* **待办任务**:
1 - 从下方的 ElasticSearch 操作笔记中摘出从“1.耗费网络带宽,因为搜索过”到“3.消耗cpu coordinate node要把传回来的数据进行排序,排序过程很消耗cpu.”的文字，一字不改。
2 - 接着下方 ElasticSearch 操作笔记的末尾往下续写。

* **所给摘录**:
=====

ElasticSearch操作
分页查询中的deep paging问题
GET /lib3/user/_search?from=0&size=2
GET /lib3/user/_search
{
"from": 0,
"size": 2,
"query": {
"terms": {
"interests": [
"乐",
"舞"
]
}
}
}
Deep paging有性能问题(尽量减少使用)
1.耗费网络带宽,因为搜索过深,各shard要把数据传递给coordinate node,这个过程是有大量数据传递。
2.消耗内存,各shard要把数据传送给coordinate node,这个传递回来的数据,是被coordinate node保存在内存中的,这样会大量消耗内存。
3.消耗cpu coordinate node要把传回来的数据进行排序,排序过程很消耗cpu.
query string查询及copy_to的使用
copy_to 可把其它属性的值连接在一起后进行搜索,必须自定义索引
同时搜索属性包含有“html“ 或 ”document”,其性能较差
GET /myindex/article/_search?q=html,document
使用copy_to方式,把属性“title”和"content"值连接在一起
DELETE /myindex
PUT /myindex
PUT /myindex/article/_mapping
{
"properties": {
"post_date":{
"type":"date"

=====

* **提取数据**:
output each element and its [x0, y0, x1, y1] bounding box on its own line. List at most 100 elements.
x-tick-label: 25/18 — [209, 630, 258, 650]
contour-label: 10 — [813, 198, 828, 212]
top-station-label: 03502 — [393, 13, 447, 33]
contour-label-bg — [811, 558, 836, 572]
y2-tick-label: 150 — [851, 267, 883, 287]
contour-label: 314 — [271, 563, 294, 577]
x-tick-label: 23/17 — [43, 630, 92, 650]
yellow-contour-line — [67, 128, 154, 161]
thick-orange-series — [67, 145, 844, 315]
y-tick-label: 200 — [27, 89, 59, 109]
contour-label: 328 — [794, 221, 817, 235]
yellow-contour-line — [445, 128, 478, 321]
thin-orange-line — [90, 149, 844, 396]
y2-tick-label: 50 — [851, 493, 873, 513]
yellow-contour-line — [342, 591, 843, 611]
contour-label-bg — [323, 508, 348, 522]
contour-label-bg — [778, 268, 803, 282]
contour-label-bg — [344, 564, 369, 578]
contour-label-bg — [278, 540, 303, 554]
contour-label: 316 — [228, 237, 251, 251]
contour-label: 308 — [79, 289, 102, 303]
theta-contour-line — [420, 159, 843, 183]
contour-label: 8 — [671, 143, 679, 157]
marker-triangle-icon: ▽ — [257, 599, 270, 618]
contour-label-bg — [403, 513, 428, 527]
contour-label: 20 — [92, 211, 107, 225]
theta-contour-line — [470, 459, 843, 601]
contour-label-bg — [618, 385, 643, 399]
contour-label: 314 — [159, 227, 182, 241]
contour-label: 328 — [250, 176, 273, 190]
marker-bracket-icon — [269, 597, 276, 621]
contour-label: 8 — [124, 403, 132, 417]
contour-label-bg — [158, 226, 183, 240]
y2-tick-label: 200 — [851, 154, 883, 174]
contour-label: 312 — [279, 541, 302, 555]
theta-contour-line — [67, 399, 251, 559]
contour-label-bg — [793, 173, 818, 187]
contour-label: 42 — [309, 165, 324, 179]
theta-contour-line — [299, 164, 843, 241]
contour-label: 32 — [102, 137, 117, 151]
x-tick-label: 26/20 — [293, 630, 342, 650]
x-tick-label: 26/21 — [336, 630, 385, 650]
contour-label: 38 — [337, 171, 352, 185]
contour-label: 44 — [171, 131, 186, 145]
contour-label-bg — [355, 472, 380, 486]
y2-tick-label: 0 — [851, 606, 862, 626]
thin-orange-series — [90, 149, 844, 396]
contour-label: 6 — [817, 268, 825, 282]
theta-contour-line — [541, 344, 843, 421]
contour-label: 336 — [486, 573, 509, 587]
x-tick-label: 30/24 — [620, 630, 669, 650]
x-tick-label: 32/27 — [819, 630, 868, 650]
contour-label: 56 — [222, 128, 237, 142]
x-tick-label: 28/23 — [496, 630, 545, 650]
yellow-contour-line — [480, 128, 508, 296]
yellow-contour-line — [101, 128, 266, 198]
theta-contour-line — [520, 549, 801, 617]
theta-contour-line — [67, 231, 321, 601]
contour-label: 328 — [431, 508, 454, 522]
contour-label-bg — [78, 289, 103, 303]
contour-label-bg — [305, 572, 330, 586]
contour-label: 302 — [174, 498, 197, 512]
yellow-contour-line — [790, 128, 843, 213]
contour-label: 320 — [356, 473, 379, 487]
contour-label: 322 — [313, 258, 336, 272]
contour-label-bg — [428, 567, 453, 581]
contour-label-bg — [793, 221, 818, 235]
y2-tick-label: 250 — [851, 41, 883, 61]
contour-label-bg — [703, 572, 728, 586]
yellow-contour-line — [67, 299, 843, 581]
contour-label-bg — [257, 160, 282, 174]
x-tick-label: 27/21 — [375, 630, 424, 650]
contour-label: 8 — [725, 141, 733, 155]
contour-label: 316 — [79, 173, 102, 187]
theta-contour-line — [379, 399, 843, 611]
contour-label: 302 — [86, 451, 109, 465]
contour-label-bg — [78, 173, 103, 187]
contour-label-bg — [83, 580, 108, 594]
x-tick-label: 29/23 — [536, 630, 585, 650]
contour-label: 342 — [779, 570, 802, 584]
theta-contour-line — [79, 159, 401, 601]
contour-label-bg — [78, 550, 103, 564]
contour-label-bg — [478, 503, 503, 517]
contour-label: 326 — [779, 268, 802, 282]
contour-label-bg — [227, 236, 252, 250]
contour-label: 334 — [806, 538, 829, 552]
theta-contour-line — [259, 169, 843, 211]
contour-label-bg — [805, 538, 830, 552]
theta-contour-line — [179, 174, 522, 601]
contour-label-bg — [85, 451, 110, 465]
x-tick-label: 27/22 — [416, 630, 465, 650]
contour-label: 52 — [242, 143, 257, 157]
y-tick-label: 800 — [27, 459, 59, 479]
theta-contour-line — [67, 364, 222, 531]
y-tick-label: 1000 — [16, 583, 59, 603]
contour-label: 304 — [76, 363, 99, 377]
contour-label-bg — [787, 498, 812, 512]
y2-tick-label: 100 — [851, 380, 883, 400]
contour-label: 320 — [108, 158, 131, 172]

=====

* **逐题答案**:
1 -
1.耗费网络带宽,因为搜索过深,各shard要把数据传递给coordinate node,这个过程是有大量数据传递。
2.消耗内存,各shard要把数据传送给coordinate node,这个传递回来的数据,是被coordinate node保存在内存中的,这样会大量消耗内存。
3.消耗cpu coordinate node要把传回来的数据进行排序,排序过程很消耗cpu.

2 -
},
"title":{
"type":"text",
"copy_to": "fullcontents"
},
"content":{
"type":"text",
"copy_to": "fullcontents"
},
"author_id":{
"type":"integer"
}
}
}
插入数据
PUT /myindex/article/1
{
"post_date": "2018-05-12",
"title": "html",
"content": "I like html",
"author_id": 120
}
PUT /myindex/article/2
{
"post_date": "2018-05-10",
"title": "java",
"content": "java is the best language",
"author_id": 119
}
PUT /myindex/article/3
{
"post_date": "2018-05-16",
"title": "es",
"content": "ES is distributed document store",
"author_id": 110
}
mapping映射
GET /myindex/_mapping
{
"myindex": {
"mappings": {
"article": {
"properties": {
"author_id": {
"type": "integer"
},
"content": {
"type": "text",
"copy_to": [
"fullcontents"
]
},
"fullcontents": {
"type": "text",
"fields": {
"keyword": {
"type": "keyword",
"ignore_above": 256
}
}
},
"post_date": {
"type": "date"
},
"title": {
"type": "text",
"copy_to": [
"fullcontents"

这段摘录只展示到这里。